* What this task involves
Repeat the records verbatim and leave the pictures out of your copy.

======== Records for processing ========

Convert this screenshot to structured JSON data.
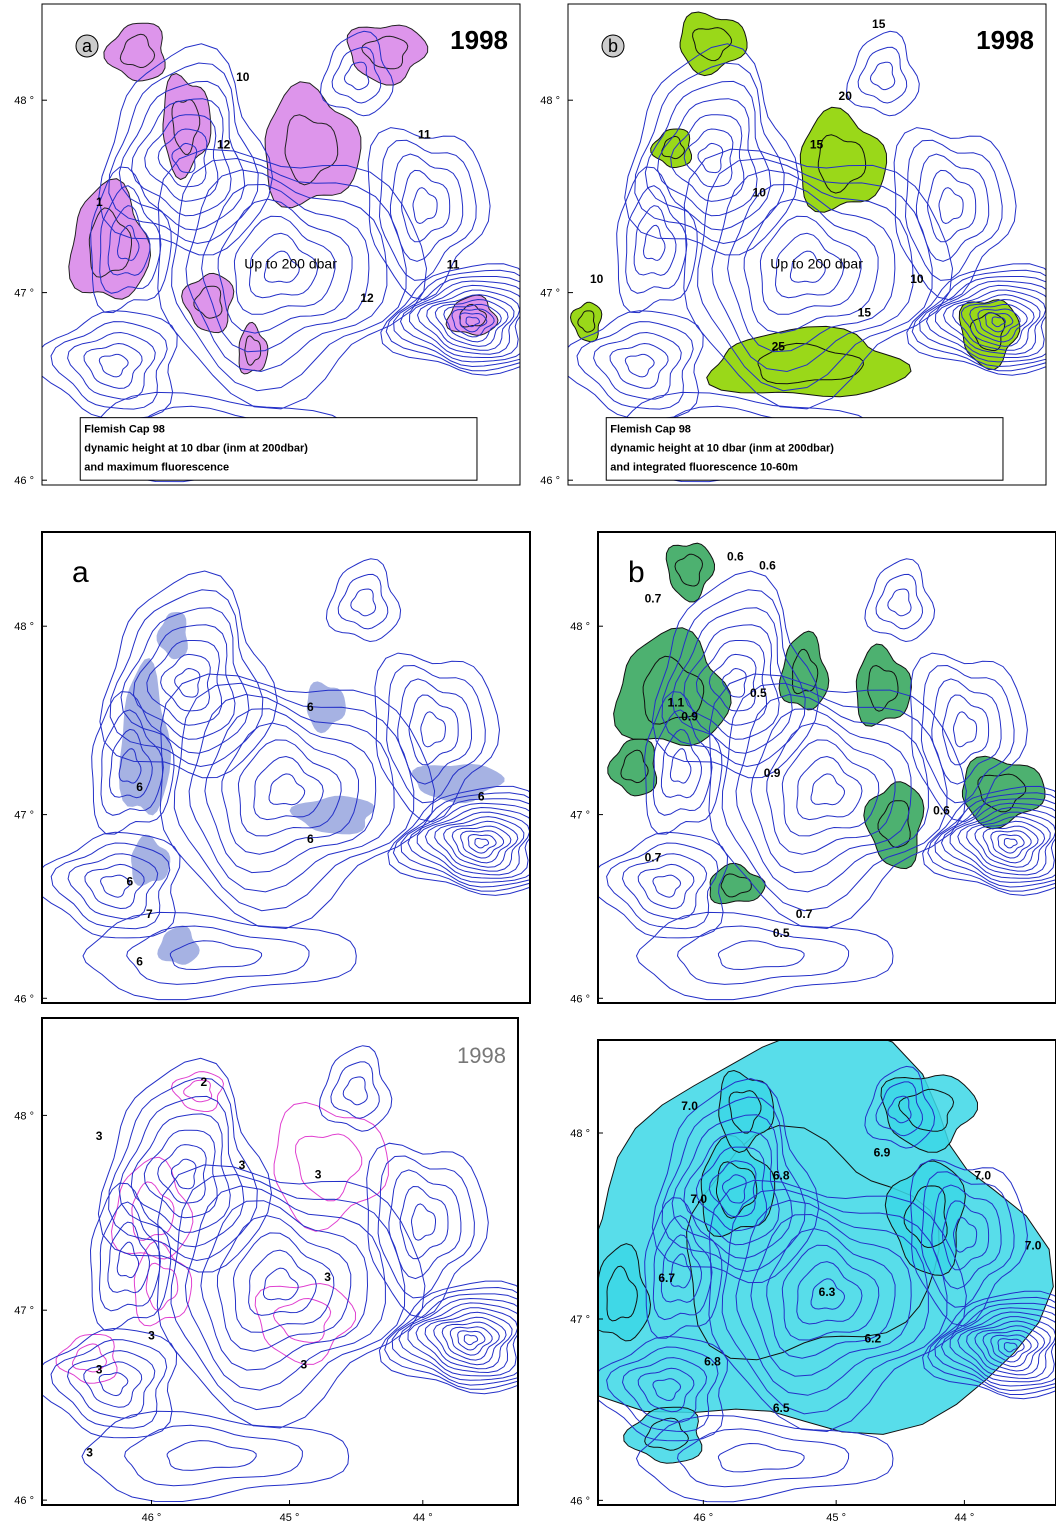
{
  "panels": [
    {
      "label": "a",
      "year": "1998",
      "depth_note": "Up to 200 dbar",
      "legend": [
        "Flemish Cap 98",
        "dynamic height at 10 dbar (inm at 200dbar)",
        "and maximum fluorescence"
      ],
      "y_ticks": [
        "48 °",
        "47 °",
        "46 °"
      ],
      "contour_labels": [
        "1",
        "10",
        "12",
        "11",
        "12",
        "11"
      ]
    },
    {
      "label": "b",
      "year": "1998",
      "depth_note": "Up to 200 dbar",
      "legend": [
        "Flemish Cap 98",
        "dynamic height at 10 dbar (inm at 200dbar)",
        "and integrated fluorescence 10-60m"
      ],
      "y_ticks": [
        "48 °",
        "47 °",
        "46 °"
      ],
      "contour_labels": [
        "15",
        "15",
        "10",
        "20",
        "10",
        "25",
        "15",
        "10"
      ]
    },
    {
      "label": "a",
      "y_ticks": [
        "48 °",
        "47 °",
        "46 °"
      ],
      "contour_labels": [
        "6",
        "6",
        "6",
        "6",
        "6",
        "7",
        "6"
      ]
    },
    {
      "label": "b",
      "y_ticks": [
        "48 °",
        "47 °",
        "46 °"
      ],
      "contour_labels": [
        "0.7",
        "0.6",
        "0.6",
        "1.1",
        "0.9",
        "0.9",
        "0.5",
        "0.7",
        "0.5",
        "0.7",
        "0.6"
      ]
    },
    {
      "year": "1998",
      "y_ticks": [
        "48 °",
        "47 °",
        "46 °"
      ],
      "x_ticks": [
        "46 °",
        "45 °",
        "44 °"
      ],
      "contour_labels": [
        "2",
        "3",
        "3",
        "3",
        "3",
        "3",
        "3",
        "3",
        "3"
      ]
    },
    {
      "y_ticks": [
        "48 °",
        "47 °",
        "46 °"
      ],
      "x_ticks": [
        "46 °",
        "45 °",
        "44 °"
      ],
      "contour_labels": [
        "7.0",
        "7.0",
        "7.0",
        "7.0",
        "6.9",
        "6.8",
        "6.7",
        "6.8",
        "6.5",
        "6.3",
        "6.2"
      ]
    }
  ]
}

========

* Written solution
Convert this screenshot to structured JSON data.
{
  "panels": [
    {
      "label": "a",
      "year": "1998",
      "depth_note": "Up to 200 dbar",
      "legend": [
        "Flemish Cap 98",
        "dynamic height at 10 dbar (inm at 200dbar)",
        "and maximum fluorescence"
      ],
      "y_ticks": [
        "48 °",
        "47 °",
        "46 °"
      ],
      "contour_labels": [
        "1",
        "10",
        "12",
        "11",
        "12",
        "11"
      ]
    },
    {
      "label": "b",
      "year": "1998",
      "depth_note": "Up to 200 dbar",
      "legend": [
        "Flemish Cap 98",
        "dynamic height at 10 dbar (inm at 200dbar)",
        "and integrated fluorescence 10-60m"
      ],
      "y_ticks": [
        "48 °",
        "47 °",
        "46 °"
      ],
      "contour_labels": [
        "15",
        "15",
        "10",
        "20",
        "10",
        "25",
        "15",
        "10"
      ]
    },
    {
      "label": "a",
      "y_ticks": [
        "48 °",
        "47 °",
        "46 °"
      ],
      "contour_labels": [
        "6",
        "6",
        "6",
        "6",
        "6",
        "7",
        "6"
      ]
    },
    {
      "label": "b",
      "y_ticks": [
        "48 °",
        "47 °",
        "46 °"
      ],
      "contour_labels": [
        "0.7",
        "0.6",
        "0.6",
        "1.1",
        "0.9",
        "0.9",
        "0.5",
        "0.7",
        "0.5",
        "0.7",
        "0.6"
      ]
    },
    {
      "year": "1998",
      "y_ticks": [
        "48 °",
        "47 °",
        "46 °"
      ],
      "x_ticks": [
        "46 °",
        "45 °",
        "44 °"
      ],
      "contour_labels": [
        "2",
        "3",
        "3",
        "3",
        "3",
        "3",
        "3",
        "3",
        "3"
      ]
    },
    {
      "y_ticks": [
        "48 °",
        "47 °",
        "46 °"
      ],
      "x_ticks": [
        "46 °",
        "45 °",
        "44 °"
      ],
      "contour_labels": [
        "7.0",
        "7.0",
        "7.0",
        "7.0",
        "6.9",
        "6.8",
        "6.7",
        "6.8",
        "6.5",
        "6.3",
        "6.2"
      ]
    }
  ]
}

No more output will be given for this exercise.